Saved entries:
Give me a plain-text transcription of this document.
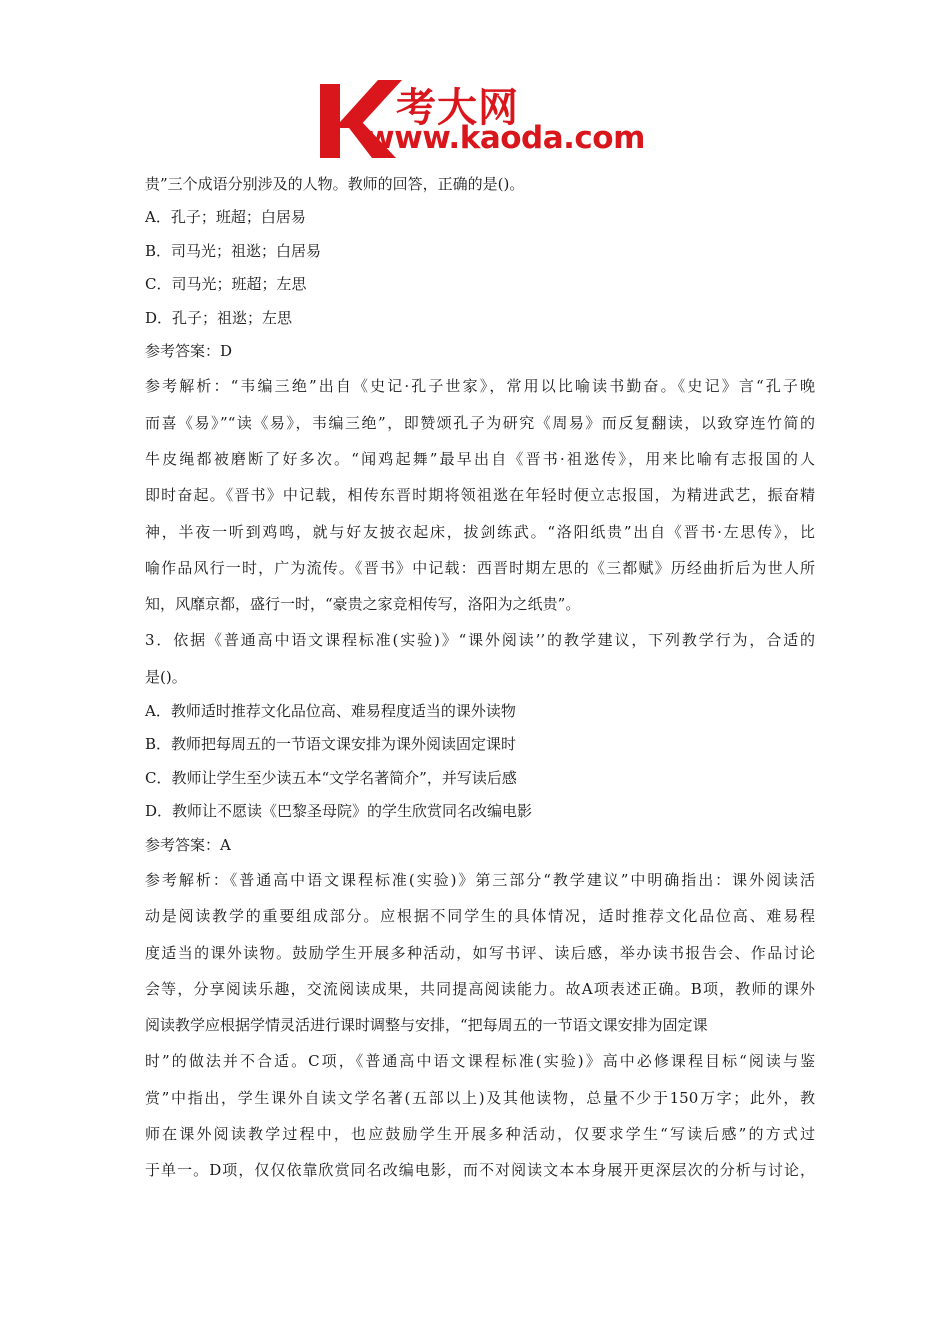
考大网
www.kaoda.com
贵”三个成语分别涉及的人物。教师的回答，正确的是()。
A．孔子；班超；白居易
B．司马光；祖逖；白居易
C．司马光；班超；左思
D．孔子；祖逖；左思
参考答案：D
参考解析：“韦编三绝”出自《史记·孔子世家》，常用以比喻读书勤奋。《史记》言“孔子晚
而喜《易》”“读《易》，韦编三绝”，即赞颂孔子为研究《周易》而反复翻读，以致穿连竹简的
牛皮绳都被磨断了好多次。“闻鸡起舞”最早出自《晋书·祖逖传》，用来比喻有志报国的人
即时奋起。《晋书》中记载，相传东晋时期将领祖逖在年轻时便立志报国，为精进武艺，振奋精
神，半夜一听到鸡鸣，就与好友披衣起床，拔剑练武。“洛阳纸贵”出自《晋书·左思传》，比
喻作品风行一时，广为流传。《晋书》中记载：西晋时期左思的《三都赋》历经曲折后为世人所
知，风靡京都，盛行一时，“豪贵之家竞相传写，洛阳为之纸贵”。
3．依据《普通高中语文课程标准(实验)》“课外阅读’’的教学建议，下列教学行为，合适的
是()。
A．教师适时推荐文化品位高、难易程度适当的课外读物
B．教师把每周五的一节语文课安排为课外阅读固定课时
C．教师让学生至少读五本“文学名著简介”，并写读后感
D．教师让不愿读《巴黎圣母院》的学生欣赏同名改编电影
参考答案：A
参考解析：《普通高中语文课程标准(实验)》第三部分“教学建议”中明确指出：课外阅读活
动是阅读教学的重要组成部分。应根据不同学生的具体情况，适时推荐文化品位高、难易程
度适当的课外读物。鼓励学生开展多种活动，如写书评、读后感，举办读书报告会、作品讨论
会等，分享阅读乐趣，交流阅读成果，共同提高阅读能力。故A项表述正确。B项，教师的课外
阅读教学应根据学情灵活进行课时调整与安排，“把每周五的一节语文课安排为固定课
时”的做法并不合适。C项，《普通高中语文课程标准(实验)》高中必修课程目标“阅读与鉴
赏”中指出，学生课外自读文学名著(五部以上)及其他读物，总量不少于150万字；此外，教
师在课外阅读教学过程中，也应鼓励学生开展多种活动，仅要求学生“写读后感”的方式过
于单一。D项，仅仅依靠欣赏同名改编电影，而不对阅读文本本身展开更深层次的分析与讨论，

--- TASK ---
Look for "参考解析" and pull out every line that has it.

--- COMPLETED EXERCISE ---
参考解析：“韦编三绝”出自《史记·孔子世家》，常用以比喻读书勤奋。《史记》言“孔子晚
参考解析：《普通高中语文课程标准(实验)》第三部分“教学建议”中明确指出：课外阅读活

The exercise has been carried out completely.